## THE TASK
Output the data below exactly.

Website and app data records
---*---

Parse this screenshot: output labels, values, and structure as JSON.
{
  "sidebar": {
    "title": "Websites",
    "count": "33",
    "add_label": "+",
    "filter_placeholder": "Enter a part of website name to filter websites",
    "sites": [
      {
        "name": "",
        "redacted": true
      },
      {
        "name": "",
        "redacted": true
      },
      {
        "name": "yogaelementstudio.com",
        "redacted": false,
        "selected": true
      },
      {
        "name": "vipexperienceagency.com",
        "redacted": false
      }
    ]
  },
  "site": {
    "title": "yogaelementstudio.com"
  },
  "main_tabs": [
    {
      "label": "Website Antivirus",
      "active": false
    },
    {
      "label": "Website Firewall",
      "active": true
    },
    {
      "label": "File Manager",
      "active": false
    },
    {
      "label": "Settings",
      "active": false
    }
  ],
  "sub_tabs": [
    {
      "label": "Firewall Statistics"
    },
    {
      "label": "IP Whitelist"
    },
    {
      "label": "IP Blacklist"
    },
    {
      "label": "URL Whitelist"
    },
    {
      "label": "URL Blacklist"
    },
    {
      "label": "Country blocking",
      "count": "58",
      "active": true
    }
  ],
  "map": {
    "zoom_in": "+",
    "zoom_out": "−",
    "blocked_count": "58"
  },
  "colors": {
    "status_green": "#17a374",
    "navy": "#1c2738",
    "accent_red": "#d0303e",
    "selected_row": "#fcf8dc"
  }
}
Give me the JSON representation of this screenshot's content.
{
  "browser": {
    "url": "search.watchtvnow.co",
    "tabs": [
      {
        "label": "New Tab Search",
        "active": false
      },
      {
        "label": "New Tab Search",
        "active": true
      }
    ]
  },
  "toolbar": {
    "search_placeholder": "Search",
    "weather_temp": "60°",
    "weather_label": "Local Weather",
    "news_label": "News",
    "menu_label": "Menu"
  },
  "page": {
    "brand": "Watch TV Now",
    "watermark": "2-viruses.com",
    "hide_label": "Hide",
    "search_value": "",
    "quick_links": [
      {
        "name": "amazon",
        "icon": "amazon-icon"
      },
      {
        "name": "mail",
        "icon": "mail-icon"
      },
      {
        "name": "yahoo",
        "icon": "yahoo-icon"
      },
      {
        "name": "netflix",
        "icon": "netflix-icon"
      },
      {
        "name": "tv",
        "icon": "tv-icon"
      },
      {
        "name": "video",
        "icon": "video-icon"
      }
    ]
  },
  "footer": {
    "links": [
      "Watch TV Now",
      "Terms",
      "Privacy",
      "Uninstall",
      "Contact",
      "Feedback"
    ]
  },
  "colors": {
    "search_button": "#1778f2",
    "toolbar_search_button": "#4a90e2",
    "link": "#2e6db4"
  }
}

---*---

## RESULT OF THIS EXERCISE
Parse this screenshot: output labels, values, and structure as JSON.
{
  "sidebar": {
    "title": "Websites",
    "count": "33",
    "add_label": "+",
    "filter_placeholder": "Enter a part of website name to filter websites",
    "sites": [
      {
        "name": "",
        "redacted": true
      },
      {
        "name": "",
        "redacted": true
      },
      {
        "name": "yogaelementstudio.com",
        "redacted": false,
        "selected": true
      },
      {
        "name": "vipexperienceagency.com",
        "redacted": false
      }
    ]
  },
  "site": {
    "title": "yogaelementstudio.com"
  },
  "main_tabs": [
    {
      "label": "Website Antivirus",
      "active": false
    },
    {
      "label": "Website Firewall",
      "active": true
    },
    {
      "label": "File Manager",
      "active": false
    },
    {
      "label": "Settings",
      "active": false
    }
  ],
  "sub_tabs": [
    {
      "label": "Firewall Statistics"
    },
    {
      "label": "IP Whitelist"
    },
    {
      "label": "IP Blacklist"
    },
    {
      "label": "URL Whitelist"
    },
    {
      "label": "URL Blacklist"
    },
    {
      "label": "Country blocking",
      "count": "58",
      "active": true
    }
  ],
  "map": {
    "zoom_in": "+",
    "zoom_out": "−",
    "blocked_count": "58"
  },
  "colors": {
    "status_green": "#17a374",
    "navy": "#1c2738",
    "accent_red": "#d0303e",
    "selected_row": "#fcf8dc"
  }
}
Give me the JSON representation of this screenshot's content.
{
  "browser": {
    "url": "search.watchtvnow.co",
    "tabs": [
      {
        "label": "New Tab Search",
        "active": false
      },
      {
        "label": "New Tab Search",
        "active": true
      }
    ]
  },
  "toolbar": {
    "search_placeholder": "Search",
    "weather_temp": "60°",
    "weather_label": "Local Weather",
    "news_label": "News",
    "menu_label": "Menu"
  },
  "page": {
    "brand": "Watch TV Now",
    "watermark": "2-viruses.com",
    "hide_label": "Hide",
    "search_value": "",
    "quick_links": [
      {
        "name": "amazon",
        "icon": "amazon-icon"
      },
      {
        "name": "mail",
        "icon": "mail-icon"
      },
      {
        "name": "yahoo",
        "icon": "yahoo-icon"
      },
      {
        "name": "netflix",
        "icon": "netflix-icon"
      },
      {
        "name": "tv",
        "icon": "tv-icon"
      },
      {
        "name": "video",
        "icon": "video-icon"
      }
    ]
  },
  "footer": {
    "links": [
      "Watch TV Now",
      "Terms",
      "Privacy",
      "Uninstall",
      "Contact",
      "Feedback"
    ]
  },
  "colors": {
    "search_button": "#1778f2",
    "toolbar_search_button": "#4a90e2",
    "link": "#2e6db4"
  }
}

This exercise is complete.